TASK GOAL:
Using the data below, repeat all of it precisely.

Data entries:
****************

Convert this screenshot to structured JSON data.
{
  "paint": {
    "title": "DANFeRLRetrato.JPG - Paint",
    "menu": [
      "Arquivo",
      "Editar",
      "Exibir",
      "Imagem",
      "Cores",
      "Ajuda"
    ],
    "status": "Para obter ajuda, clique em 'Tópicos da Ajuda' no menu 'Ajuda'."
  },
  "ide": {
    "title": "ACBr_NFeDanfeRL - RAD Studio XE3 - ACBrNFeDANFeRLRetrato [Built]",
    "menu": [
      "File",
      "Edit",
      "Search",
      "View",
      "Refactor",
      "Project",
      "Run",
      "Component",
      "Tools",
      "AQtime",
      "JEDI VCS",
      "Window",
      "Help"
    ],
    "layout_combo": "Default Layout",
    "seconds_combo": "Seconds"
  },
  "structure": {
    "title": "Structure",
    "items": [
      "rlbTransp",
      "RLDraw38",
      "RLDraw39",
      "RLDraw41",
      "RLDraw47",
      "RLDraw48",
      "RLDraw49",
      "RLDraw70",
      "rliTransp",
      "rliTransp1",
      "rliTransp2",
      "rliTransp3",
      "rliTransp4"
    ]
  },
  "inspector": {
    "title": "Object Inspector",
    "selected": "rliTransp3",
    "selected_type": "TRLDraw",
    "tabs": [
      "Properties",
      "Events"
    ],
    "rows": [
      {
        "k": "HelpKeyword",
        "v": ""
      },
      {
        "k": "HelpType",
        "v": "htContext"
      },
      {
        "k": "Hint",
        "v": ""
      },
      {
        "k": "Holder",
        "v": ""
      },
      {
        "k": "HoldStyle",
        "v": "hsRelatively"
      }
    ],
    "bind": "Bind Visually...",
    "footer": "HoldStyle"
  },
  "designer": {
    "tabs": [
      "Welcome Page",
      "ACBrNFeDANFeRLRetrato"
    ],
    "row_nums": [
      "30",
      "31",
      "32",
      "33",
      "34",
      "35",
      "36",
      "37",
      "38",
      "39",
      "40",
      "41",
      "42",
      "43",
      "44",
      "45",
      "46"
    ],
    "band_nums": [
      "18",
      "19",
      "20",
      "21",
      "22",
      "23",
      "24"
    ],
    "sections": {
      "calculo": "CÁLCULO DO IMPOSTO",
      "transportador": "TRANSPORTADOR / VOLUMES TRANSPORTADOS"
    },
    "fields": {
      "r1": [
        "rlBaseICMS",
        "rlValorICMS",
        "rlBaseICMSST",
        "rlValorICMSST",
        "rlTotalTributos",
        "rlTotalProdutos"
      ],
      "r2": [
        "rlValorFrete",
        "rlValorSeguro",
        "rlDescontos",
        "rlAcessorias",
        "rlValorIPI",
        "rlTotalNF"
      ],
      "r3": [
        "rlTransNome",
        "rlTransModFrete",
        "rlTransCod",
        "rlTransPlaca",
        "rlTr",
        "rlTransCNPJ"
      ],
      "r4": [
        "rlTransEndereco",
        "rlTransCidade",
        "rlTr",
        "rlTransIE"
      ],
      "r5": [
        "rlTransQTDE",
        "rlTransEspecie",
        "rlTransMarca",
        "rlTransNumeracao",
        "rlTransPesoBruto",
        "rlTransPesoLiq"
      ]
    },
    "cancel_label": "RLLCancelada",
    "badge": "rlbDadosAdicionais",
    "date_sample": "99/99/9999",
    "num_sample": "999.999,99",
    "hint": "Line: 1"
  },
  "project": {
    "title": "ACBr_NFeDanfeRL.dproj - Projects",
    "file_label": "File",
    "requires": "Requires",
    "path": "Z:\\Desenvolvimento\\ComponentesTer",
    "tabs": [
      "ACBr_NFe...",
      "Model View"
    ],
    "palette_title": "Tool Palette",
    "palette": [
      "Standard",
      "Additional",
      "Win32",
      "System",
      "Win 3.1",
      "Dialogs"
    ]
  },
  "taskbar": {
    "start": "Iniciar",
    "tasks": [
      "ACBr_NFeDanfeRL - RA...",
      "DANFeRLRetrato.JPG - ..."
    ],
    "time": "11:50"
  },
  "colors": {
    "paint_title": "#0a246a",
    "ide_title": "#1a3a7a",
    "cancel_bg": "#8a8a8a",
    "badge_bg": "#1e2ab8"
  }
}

****************

CORRECT OUTPUT:
Convert this screenshot to structured JSON data.
{
  "paint": {
    "title": "DANFeRLRetrato.JPG - Paint",
    "menu": [
      "Arquivo",
      "Editar",
      "Exibir",
      "Imagem",
      "Cores",
      "Ajuda"
    ],
    "status": "Para obter ajuda, clique em 'Tópicos da Ajuda' no menu 'Ajuda'."
  },
  "ide": {
    "title": "ACBr_NFeDanfeRL - RAD Studio XE3 - ACBrNFeDANFeRLRetrato [Built]",
    "menu": [
      "File",
      "Edit",
      "Search",
      "View",
      "Refactor",
      "Project",
      "Run",
      "Component",
      "Tools",
      "AQtime",
      "JEDI VCS",
      "Window",
      "Help"
    ],
    "layout_combo": "Default Layout",
    "seconds_combo": "Seconds"
  },
  "structure": {
    "title": "Structure",
    "items": [
      "rlbTransp",
      "RLDraw38",
      "RLDraw39",
      "RLDraw41",
      "RLDraw47",
      "RLDraw48",
      "RLDraw49",
      "RLDraw70",
      "rliTransp",
      "rliTransp1",
      "rliTransp2",
      "rliTransp3",
      "rliTransp4"
    ]
  },
  "inspector": {
    "title": "Object Inspector",
    "selected": "rliTransp3",
    "selected_type": "TRLDraw",
    "tabs": [
      "Properties",
      "Events"
    ],
    "rows": [
      {
        "k": "HelpKeyword",
        "v": ""
      },
      {
        "k": "HelpType",
        "v": "htContext"
      },
      {
        "k": "Hint",
        "v": ""
      },
      {
        "k": "Holder",
        "v": ""
      },
      {
        "k": "HoldStyle",
        "v": "hsRelatively"
      }
    ],
    "bind": "Bind Visually...",
    "footer": "HoldStyle"
  },
  "designer": {
    "tabs": [
      "Welcome Page",
      "ACBrNFeDANFeRLRetrato"
    ],
    "row_nums": [
      "30",
      "31",
      "32",
      "33",
      "34",
      "35",
      "36",
      "37",
      "38",
      "39",
      "40",
      "41",
      "42",
      "43",
      "44",
      "45",
      "46"
    ],
    "band_nums": [
      "18",
      "19",
      "20",
      "21",
      "22",
      "23",
      "24"
    ],
    "sections": {
      "calculo": "CÁLCULO DO IMPOSTO",
      "transportador": "TRANSPORTADOR / VOLUMES TRANSPORTADOS"
    },
    "fields": {
      "r1": [
        "rlBaseICMS",
        "rlValorICMS",
        "rlBaseICMSST",
        "rlValorICMSST",
        "rlTotalTributos",
        "rlTotalProdutos"
      ],
      "r2": [
        "rlValorFrete",
        "rlValorSeguro",
        "rlDescontos",
        "rlAcessorias",
        "rlValorIPI",
        "rlTotalNF"
      ],
      "r3": [
        "rlTransNome",
        "rlTransModFrete",
        "rlTransCod",
        "rlTransPlaca",
        "rlTr",
        "rlTransCNPJ"
      ],
      "r4": [
        "rlTransEndereco",
        "rlTransCidade",
        "rlTr",
        "rlTransIE"
      ],
      "r5": [
        "rlTransQTDE",
        "rlTransEspecie",
        "rlTransMarca",
        "rlTransNumeracao",
        "rlTransPesoBruto",
        "rlTransPesoLiq"
      ]
    },
    "cancel_label": "RLLCancelada",
    "badge": "rlbDadosAdicionais",
    "date_sample": "99/99/9999",
    "num_sample": "999.999,99",
    "hint": "Line: 1"
  },
  "project": {
    "title": "ACBr_NFeDanfeRL.dproj - Projects",
    "file_label": "File",
    "requires": "Requires",
    "path": "Z:\\Desenvolvimento\\ComponentesTer",
    "tabs": [
      "ACBr_NFe...",
      "Model View"
    ],
    "palette_title": "Tool Palette",
    "palette": [
      "Standard",
      "Additional",
      "Win32",
      "System",
      "Win 3.1",
      "Dialogs"
    ]
  },
  "taskbar": {
    "start": "Iniciar",
    "tasks": [
      "ACBr_NFeDanfeRL - RA...",
      "DANFeRLRetrato.JPG - ..."
    ],
    "time": "11:50"
  },
  "colors": {
    "paint_title": "#0a246a",
    "ide_title": "#1a3a7a",
    "cancel_bg": "#8a8a8a",
    "badge_bg": "#1e2ab8"
  }
}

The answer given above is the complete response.